§ Provided records
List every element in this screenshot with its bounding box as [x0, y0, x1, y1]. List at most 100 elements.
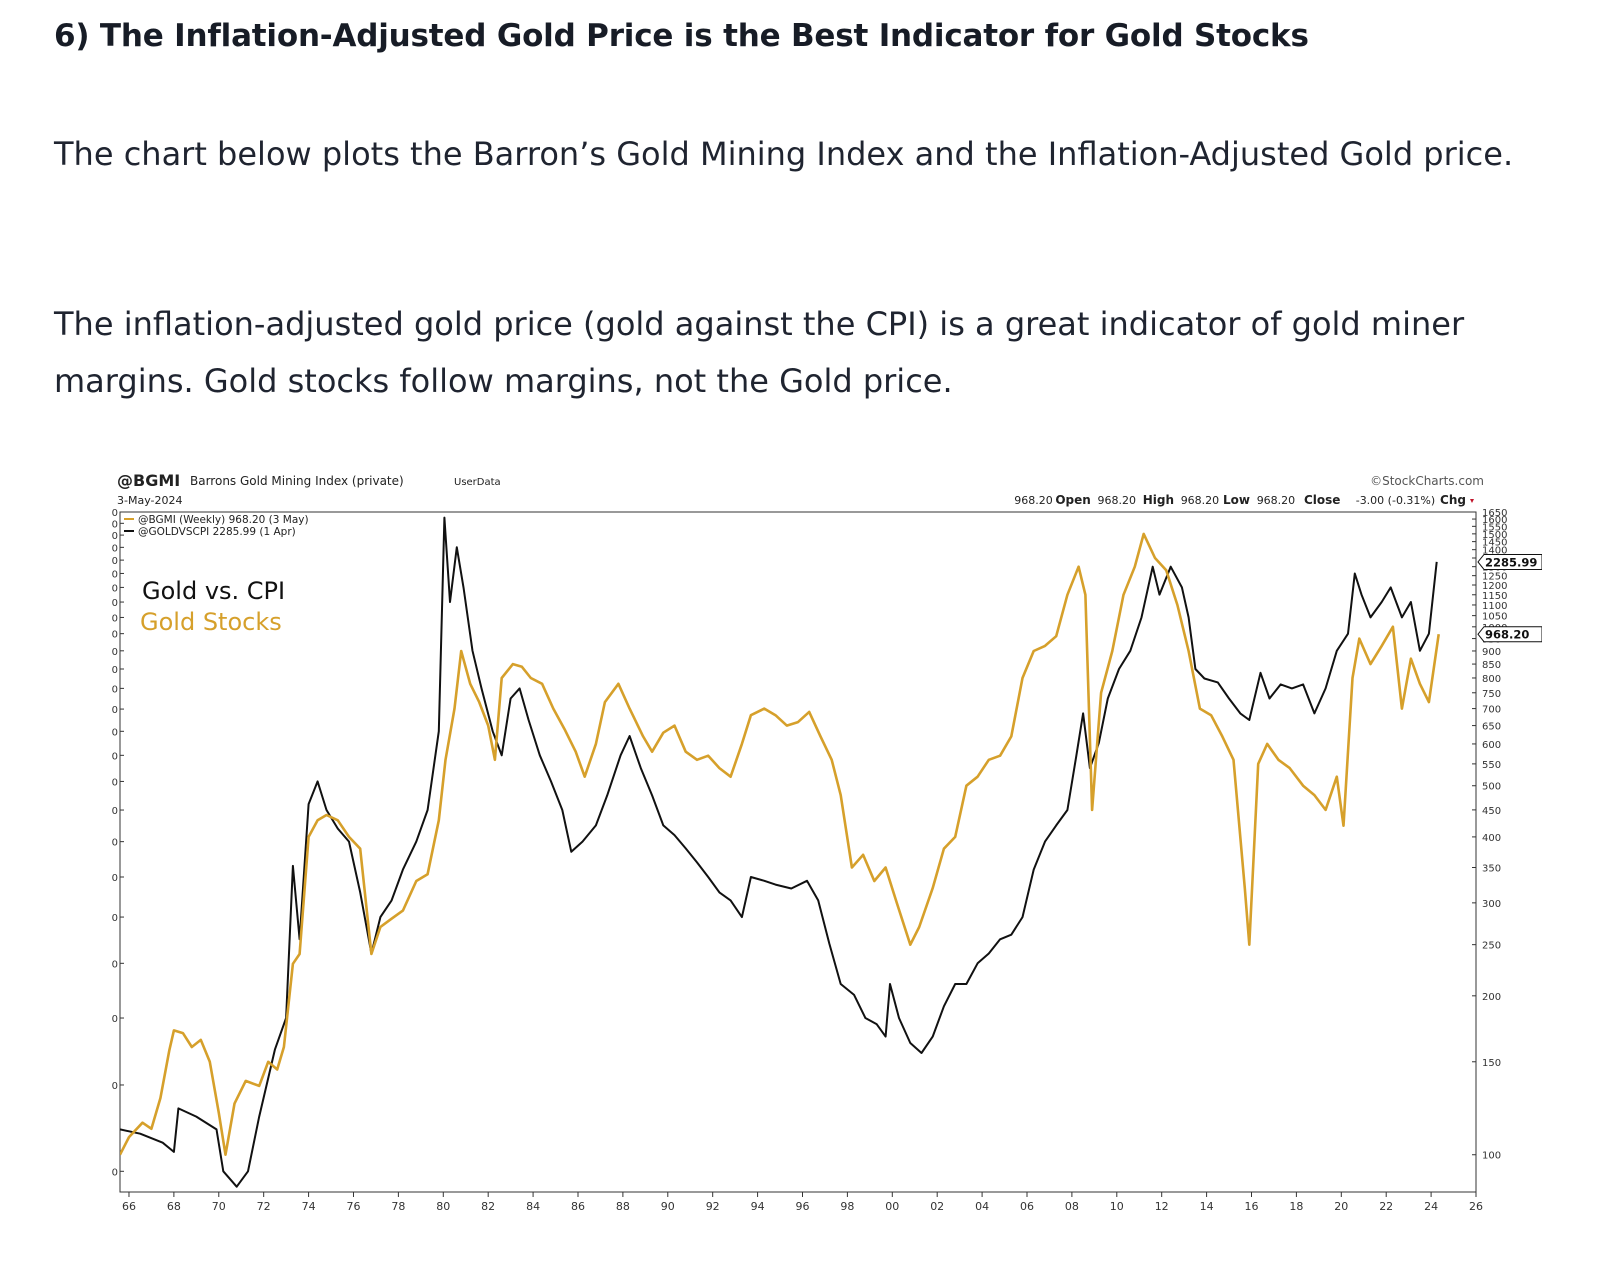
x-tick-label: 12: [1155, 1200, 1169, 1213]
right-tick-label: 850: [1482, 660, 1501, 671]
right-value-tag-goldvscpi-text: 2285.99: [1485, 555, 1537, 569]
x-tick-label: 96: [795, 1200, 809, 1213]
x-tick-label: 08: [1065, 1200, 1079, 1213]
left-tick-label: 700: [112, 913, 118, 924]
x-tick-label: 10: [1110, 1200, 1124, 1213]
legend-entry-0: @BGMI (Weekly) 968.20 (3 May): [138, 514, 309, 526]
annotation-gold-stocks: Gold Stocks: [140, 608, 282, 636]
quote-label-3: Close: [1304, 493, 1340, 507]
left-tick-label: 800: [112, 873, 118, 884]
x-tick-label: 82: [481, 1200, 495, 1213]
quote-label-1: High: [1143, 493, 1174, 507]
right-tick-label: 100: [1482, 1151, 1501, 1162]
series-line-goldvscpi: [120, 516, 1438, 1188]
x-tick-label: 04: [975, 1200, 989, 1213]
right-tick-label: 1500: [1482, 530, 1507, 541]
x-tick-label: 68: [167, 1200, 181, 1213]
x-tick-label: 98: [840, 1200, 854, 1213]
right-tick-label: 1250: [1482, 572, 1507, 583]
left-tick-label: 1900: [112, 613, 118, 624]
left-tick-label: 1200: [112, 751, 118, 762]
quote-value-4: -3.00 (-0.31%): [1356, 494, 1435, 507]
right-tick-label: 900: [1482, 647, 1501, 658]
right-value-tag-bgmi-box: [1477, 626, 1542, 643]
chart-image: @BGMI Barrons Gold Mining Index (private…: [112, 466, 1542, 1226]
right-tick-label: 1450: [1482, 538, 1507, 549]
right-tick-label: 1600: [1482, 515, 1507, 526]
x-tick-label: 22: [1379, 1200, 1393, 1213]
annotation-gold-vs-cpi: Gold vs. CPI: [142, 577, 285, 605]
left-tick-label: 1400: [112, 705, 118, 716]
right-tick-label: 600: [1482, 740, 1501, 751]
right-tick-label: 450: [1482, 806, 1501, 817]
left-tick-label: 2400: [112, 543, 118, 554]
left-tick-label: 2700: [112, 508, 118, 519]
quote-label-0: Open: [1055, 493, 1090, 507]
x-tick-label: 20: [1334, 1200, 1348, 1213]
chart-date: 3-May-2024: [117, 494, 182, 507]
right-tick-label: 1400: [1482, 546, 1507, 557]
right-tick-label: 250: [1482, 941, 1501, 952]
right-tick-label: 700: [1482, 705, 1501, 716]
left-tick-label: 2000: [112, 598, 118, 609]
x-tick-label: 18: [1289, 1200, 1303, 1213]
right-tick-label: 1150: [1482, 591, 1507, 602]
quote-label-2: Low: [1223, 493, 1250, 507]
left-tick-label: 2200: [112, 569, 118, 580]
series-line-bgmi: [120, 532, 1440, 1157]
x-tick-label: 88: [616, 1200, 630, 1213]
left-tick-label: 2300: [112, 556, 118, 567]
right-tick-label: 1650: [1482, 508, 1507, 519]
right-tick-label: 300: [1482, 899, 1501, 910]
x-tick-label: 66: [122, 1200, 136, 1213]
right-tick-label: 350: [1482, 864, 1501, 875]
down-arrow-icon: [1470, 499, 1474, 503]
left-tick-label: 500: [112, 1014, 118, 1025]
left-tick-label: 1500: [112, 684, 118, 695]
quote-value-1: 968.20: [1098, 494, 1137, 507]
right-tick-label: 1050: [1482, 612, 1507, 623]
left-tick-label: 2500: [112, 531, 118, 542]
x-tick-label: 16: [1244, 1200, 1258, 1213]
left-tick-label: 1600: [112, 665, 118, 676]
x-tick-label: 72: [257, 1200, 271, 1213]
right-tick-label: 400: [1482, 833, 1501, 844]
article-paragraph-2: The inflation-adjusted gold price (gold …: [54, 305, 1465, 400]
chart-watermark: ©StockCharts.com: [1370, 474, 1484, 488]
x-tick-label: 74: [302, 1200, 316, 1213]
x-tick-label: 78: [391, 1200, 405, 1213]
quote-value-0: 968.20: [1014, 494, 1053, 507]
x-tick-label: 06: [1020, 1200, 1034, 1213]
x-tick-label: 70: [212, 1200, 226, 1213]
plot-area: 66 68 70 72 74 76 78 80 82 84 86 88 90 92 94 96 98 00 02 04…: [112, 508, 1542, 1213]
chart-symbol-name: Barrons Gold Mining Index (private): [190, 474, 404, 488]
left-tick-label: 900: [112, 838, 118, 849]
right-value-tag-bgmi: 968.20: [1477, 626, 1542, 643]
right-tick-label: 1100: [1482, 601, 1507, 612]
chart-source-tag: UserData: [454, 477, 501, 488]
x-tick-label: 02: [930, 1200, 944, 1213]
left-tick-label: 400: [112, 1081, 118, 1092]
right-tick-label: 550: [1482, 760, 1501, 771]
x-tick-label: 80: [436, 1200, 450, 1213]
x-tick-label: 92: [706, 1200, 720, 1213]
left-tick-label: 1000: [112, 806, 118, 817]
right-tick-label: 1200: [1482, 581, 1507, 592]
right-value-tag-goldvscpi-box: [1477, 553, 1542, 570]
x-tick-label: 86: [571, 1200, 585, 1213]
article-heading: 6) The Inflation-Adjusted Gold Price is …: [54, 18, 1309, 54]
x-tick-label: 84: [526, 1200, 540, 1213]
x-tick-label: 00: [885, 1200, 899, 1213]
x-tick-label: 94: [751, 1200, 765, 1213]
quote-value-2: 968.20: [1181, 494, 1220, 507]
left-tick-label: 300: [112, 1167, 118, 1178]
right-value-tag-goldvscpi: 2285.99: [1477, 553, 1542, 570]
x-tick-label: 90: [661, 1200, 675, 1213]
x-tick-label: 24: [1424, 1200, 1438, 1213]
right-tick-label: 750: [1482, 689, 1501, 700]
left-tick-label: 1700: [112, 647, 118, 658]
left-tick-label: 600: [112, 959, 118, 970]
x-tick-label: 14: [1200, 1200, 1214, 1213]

* * *

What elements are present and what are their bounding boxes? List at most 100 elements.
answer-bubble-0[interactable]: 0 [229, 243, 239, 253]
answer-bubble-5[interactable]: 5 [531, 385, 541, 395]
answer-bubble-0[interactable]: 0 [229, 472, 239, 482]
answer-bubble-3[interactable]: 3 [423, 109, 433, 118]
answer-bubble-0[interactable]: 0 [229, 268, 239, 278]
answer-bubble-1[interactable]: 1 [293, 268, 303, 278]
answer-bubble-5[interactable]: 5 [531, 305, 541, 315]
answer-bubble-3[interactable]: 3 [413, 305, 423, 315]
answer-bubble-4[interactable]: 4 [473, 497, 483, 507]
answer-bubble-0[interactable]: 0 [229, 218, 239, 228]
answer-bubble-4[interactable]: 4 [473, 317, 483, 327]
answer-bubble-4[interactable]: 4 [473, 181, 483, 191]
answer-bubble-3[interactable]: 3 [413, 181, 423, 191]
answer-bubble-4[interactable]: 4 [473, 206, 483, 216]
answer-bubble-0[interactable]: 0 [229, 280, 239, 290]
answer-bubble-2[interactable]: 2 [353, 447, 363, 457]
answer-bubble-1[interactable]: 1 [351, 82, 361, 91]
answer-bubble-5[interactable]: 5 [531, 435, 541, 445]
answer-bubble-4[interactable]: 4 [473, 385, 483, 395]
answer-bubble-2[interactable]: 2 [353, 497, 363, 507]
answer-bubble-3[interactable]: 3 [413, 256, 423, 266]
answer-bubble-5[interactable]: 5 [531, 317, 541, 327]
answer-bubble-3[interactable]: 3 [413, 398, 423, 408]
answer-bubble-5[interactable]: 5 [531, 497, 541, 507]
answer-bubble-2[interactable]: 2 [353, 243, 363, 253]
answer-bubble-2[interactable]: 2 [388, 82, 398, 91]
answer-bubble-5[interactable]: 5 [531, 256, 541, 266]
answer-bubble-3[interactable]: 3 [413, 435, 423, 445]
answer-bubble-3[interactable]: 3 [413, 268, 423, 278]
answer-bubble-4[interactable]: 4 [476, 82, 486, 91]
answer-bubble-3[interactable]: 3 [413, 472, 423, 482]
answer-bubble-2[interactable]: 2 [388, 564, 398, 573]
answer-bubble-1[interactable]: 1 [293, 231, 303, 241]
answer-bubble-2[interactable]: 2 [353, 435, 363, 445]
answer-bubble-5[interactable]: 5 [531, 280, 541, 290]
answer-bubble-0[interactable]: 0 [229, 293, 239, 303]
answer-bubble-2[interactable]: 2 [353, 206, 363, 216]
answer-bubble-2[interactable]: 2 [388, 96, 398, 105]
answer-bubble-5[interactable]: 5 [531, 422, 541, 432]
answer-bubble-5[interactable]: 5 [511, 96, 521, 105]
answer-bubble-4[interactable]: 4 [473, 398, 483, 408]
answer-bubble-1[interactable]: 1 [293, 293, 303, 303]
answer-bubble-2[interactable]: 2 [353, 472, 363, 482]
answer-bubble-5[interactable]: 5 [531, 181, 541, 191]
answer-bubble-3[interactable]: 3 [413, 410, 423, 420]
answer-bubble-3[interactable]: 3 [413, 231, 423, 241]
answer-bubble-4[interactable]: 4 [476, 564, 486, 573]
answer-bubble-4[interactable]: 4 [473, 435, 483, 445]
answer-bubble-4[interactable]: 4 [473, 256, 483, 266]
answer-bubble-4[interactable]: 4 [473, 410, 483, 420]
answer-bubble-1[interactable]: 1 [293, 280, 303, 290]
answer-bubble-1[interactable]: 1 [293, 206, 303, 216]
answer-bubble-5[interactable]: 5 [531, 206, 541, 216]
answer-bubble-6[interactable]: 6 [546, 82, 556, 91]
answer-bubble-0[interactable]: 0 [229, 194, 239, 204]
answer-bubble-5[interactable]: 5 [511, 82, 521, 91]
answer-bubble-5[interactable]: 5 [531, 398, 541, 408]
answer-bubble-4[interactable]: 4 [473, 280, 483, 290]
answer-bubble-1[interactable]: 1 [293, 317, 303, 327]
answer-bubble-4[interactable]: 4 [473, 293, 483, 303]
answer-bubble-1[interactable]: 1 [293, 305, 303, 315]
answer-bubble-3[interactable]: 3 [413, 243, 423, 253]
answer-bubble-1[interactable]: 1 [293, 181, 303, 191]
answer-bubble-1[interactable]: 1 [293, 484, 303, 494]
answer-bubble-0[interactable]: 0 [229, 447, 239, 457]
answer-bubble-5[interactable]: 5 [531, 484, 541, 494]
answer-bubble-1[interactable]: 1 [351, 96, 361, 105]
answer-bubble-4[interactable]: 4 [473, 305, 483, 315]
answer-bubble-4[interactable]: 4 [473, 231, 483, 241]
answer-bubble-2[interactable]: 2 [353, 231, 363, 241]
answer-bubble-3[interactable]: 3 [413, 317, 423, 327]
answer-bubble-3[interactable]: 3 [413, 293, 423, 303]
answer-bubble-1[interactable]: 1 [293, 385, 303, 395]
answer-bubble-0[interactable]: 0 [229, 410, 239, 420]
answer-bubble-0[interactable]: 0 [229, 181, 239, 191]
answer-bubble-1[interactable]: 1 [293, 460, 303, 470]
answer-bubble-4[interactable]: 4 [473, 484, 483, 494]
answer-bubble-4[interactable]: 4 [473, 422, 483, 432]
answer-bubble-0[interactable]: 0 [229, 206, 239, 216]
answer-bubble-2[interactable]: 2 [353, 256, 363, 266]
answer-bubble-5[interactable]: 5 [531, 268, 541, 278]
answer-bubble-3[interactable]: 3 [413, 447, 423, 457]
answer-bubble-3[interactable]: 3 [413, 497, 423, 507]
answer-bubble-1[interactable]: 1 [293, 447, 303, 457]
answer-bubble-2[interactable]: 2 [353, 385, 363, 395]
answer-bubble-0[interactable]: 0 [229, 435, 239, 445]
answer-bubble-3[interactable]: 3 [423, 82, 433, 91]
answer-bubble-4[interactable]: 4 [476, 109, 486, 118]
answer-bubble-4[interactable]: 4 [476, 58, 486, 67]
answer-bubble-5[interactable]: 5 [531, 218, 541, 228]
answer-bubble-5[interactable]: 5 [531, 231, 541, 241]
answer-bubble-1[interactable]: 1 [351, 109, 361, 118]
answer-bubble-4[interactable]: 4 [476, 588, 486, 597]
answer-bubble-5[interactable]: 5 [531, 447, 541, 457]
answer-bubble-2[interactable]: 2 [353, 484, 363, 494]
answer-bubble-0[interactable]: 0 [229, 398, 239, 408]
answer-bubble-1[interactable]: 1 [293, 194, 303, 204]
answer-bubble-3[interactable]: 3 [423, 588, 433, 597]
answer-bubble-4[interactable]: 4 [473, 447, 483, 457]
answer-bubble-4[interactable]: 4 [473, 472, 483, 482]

==

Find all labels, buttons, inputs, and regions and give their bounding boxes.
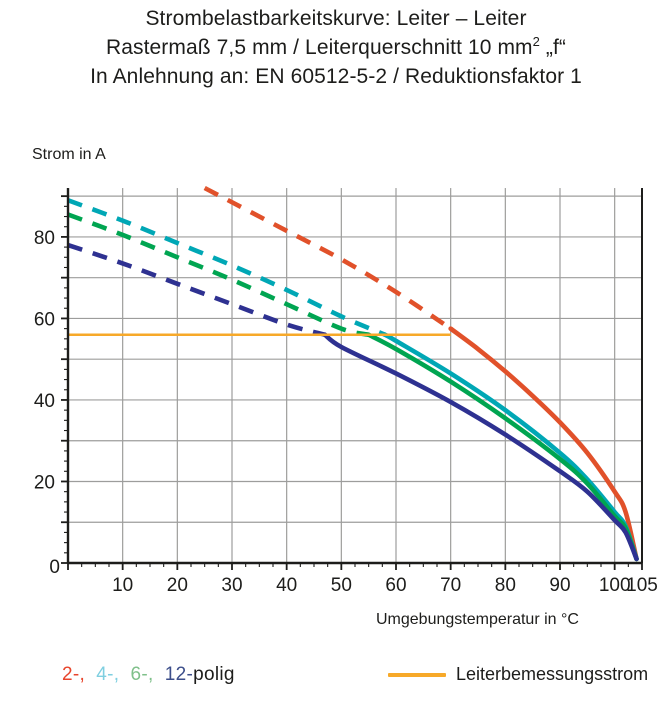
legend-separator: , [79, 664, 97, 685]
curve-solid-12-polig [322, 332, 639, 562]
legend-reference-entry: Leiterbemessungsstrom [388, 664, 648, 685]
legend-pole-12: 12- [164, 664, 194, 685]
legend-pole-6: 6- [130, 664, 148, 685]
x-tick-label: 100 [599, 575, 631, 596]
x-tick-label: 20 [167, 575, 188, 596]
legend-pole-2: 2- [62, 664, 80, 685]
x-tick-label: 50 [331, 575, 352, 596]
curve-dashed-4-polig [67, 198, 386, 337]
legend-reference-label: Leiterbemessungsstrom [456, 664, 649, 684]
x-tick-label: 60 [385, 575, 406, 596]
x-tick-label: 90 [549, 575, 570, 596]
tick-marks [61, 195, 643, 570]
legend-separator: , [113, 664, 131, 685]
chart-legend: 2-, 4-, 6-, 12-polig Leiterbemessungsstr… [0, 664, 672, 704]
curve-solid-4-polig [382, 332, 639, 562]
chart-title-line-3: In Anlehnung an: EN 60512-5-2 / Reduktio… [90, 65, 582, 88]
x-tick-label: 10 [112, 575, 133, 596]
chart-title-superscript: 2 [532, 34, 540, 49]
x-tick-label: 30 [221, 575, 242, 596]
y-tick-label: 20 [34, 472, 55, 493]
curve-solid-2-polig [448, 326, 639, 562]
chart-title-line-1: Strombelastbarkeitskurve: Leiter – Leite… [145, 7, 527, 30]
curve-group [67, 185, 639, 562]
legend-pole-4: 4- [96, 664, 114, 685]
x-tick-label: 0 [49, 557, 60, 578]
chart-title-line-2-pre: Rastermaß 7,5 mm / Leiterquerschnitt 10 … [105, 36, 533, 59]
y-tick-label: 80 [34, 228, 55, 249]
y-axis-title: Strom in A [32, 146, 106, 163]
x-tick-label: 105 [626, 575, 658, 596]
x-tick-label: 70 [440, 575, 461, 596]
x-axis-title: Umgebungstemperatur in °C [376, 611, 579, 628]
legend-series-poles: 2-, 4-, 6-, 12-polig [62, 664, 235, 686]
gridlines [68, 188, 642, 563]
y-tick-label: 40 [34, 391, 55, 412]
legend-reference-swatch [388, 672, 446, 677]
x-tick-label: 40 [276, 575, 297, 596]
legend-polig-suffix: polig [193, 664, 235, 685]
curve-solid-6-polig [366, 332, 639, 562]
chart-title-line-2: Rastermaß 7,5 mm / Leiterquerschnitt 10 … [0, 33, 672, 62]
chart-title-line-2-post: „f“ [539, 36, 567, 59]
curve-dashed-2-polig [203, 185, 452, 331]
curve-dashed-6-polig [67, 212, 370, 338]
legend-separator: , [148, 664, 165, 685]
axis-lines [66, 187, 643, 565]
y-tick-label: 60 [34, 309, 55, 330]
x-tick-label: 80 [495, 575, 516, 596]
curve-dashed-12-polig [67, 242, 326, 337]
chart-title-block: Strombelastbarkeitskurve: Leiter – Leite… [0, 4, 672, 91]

§ Stated task
Please recast the lines between the one holding "What elements are" and the one holding "answer-bubble-5[interactable]: 5 [531, 305, 541, 315]", inclusive, as a Markdown table with the columns No. and Line, numbering each row and leaving out any blank lines.

§ Response to this exercise
| No. | Line |
|---|---|
| 1 | What elements are present and what are their bounding boxes? List at most 100 elements. |
| 2 | answer-bubble-0[interactable]: 0 [229, 243, 239, 253] |
| 3 | answer-bubble-5[interactable]: 5 [531, 385, 541, 395] |
| 4 | answer-bubble-0[interactable]: 0 [229, 472, 239, 482] |
| 5 | answer-bubble-3[interactable]: 3 [423, 109, 433, 118] |
| 6 | answer-bubble-0[interactable]: 0 [229, 268, 239, 278] |
| 7 | answer-bubble-1[interactable]: 1 [293, 268, 303, 278] |
| 8 | answer-bubble-5[interactable]: 5 [531, 305, 541, 315] |